> [Exercise task]
Copy out all lines with the word "Informe" in them.

----

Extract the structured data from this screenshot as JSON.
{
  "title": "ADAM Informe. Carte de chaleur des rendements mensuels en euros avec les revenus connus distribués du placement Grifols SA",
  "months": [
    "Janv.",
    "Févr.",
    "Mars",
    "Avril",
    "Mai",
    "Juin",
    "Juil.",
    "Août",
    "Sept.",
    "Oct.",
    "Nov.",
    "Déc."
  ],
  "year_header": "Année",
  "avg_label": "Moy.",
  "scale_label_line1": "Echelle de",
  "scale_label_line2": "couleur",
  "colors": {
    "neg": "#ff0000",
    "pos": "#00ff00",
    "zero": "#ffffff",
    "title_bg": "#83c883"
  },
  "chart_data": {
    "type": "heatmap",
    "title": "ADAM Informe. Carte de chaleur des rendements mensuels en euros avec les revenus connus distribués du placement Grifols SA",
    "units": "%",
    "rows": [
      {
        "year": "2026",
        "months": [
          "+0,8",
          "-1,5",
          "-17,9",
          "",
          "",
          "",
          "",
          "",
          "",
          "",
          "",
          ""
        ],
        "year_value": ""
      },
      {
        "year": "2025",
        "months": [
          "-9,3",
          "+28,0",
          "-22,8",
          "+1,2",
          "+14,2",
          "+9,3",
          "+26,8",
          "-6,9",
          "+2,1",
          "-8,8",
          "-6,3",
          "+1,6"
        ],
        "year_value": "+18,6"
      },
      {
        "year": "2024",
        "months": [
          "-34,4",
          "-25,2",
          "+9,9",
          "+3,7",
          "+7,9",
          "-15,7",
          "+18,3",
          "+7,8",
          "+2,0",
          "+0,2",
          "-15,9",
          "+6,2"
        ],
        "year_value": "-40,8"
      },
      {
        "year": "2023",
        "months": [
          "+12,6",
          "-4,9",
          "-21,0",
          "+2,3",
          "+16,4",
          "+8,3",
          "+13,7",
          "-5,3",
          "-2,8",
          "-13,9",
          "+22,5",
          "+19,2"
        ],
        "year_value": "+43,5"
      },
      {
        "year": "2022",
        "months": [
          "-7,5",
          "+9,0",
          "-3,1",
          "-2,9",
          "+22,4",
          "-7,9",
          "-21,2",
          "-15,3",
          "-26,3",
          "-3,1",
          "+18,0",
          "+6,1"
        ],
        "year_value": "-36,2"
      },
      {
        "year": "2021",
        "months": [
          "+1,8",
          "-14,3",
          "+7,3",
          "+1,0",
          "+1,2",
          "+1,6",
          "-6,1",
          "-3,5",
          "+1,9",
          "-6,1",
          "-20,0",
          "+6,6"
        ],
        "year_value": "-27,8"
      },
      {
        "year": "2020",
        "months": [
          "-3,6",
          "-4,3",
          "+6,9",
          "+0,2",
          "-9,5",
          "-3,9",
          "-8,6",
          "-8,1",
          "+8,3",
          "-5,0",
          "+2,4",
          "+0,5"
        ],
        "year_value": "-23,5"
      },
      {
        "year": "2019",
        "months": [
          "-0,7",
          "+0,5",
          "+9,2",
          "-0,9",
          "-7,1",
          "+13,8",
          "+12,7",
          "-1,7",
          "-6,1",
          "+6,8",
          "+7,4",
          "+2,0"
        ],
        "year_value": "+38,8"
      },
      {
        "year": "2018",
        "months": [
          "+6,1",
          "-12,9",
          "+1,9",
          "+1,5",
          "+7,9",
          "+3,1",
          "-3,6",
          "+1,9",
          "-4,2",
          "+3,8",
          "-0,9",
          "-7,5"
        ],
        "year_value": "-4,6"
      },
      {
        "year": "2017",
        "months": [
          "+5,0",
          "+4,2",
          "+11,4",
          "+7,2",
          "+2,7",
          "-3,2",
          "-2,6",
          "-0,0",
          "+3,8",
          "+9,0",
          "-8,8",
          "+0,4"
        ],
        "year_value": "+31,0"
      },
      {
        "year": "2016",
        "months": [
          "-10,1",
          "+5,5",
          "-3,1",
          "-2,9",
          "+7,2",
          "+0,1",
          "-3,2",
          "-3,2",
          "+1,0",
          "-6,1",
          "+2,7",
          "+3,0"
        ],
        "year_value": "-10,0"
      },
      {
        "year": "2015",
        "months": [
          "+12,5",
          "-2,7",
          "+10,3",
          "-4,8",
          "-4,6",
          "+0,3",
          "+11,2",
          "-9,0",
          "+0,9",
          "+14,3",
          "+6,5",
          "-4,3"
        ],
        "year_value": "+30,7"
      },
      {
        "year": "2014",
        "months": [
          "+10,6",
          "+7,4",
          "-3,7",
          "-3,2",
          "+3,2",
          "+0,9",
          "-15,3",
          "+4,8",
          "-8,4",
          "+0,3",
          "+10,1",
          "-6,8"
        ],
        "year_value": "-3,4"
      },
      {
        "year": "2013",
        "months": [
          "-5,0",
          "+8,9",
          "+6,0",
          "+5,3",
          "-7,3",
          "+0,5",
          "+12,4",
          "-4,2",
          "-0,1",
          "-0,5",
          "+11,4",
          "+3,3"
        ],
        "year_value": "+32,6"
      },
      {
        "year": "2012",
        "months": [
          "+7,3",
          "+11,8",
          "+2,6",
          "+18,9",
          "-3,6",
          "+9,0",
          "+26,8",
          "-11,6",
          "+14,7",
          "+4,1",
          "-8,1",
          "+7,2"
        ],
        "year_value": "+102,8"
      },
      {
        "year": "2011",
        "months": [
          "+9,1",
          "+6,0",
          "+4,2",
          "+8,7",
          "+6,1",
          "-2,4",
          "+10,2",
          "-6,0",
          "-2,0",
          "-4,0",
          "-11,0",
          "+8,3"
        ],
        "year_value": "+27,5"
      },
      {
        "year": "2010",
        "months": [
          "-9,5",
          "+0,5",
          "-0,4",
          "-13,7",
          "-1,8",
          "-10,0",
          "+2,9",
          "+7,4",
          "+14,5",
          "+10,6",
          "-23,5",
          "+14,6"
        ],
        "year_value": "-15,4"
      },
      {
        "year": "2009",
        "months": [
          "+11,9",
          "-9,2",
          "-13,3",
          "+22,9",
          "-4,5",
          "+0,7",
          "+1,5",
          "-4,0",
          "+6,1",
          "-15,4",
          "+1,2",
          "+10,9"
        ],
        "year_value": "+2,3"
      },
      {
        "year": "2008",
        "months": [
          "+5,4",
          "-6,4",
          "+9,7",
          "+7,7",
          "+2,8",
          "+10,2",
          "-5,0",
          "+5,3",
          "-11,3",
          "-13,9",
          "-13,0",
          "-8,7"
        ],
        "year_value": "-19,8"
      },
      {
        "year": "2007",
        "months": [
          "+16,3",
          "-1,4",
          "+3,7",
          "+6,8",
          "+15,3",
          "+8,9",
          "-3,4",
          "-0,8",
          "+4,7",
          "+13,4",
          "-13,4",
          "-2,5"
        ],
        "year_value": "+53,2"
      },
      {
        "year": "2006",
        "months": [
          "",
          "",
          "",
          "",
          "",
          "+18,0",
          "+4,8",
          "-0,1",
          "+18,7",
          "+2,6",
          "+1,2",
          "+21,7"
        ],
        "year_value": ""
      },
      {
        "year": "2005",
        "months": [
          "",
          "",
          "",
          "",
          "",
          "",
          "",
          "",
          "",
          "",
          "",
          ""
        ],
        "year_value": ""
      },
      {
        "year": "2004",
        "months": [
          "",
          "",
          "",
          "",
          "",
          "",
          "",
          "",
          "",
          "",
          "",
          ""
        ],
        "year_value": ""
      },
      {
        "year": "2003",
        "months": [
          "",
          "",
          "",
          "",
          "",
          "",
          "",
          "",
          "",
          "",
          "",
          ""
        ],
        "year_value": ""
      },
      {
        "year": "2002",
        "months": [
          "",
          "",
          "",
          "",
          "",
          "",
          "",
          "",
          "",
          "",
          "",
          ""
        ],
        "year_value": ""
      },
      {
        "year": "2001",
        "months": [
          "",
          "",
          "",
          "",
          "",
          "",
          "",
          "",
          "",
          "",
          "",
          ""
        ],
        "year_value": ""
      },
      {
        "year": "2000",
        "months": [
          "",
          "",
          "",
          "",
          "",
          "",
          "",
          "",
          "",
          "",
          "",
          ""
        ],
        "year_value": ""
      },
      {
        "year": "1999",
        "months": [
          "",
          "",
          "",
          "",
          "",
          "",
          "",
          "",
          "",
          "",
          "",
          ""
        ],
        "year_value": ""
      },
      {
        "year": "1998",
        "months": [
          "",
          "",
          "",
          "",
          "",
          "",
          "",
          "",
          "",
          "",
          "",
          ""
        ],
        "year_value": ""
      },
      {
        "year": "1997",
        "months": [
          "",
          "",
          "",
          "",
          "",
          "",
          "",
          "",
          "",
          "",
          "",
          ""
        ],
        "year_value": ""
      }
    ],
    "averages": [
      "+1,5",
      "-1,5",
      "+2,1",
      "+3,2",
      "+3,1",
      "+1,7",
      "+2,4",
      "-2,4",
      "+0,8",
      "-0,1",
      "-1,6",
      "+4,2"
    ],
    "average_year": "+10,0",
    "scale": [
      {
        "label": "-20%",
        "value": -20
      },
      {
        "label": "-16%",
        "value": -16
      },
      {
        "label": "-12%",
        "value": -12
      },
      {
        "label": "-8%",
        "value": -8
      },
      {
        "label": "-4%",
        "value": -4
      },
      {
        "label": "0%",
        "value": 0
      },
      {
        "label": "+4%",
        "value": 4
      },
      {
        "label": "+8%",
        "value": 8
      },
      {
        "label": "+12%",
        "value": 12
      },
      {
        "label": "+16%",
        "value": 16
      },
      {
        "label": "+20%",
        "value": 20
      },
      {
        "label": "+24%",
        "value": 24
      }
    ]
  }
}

----

> [Answer for this exercise]
  "title": "ADAM Informe. Carte de chaleur des rendements mensuels en euros avec les revenus connus distribués du placement Grifols SA",
    "title": "ADAM Informe. Carte de chaleur des rendements mensuels en euros avec les revenus connus distribués du placement Grifols SA",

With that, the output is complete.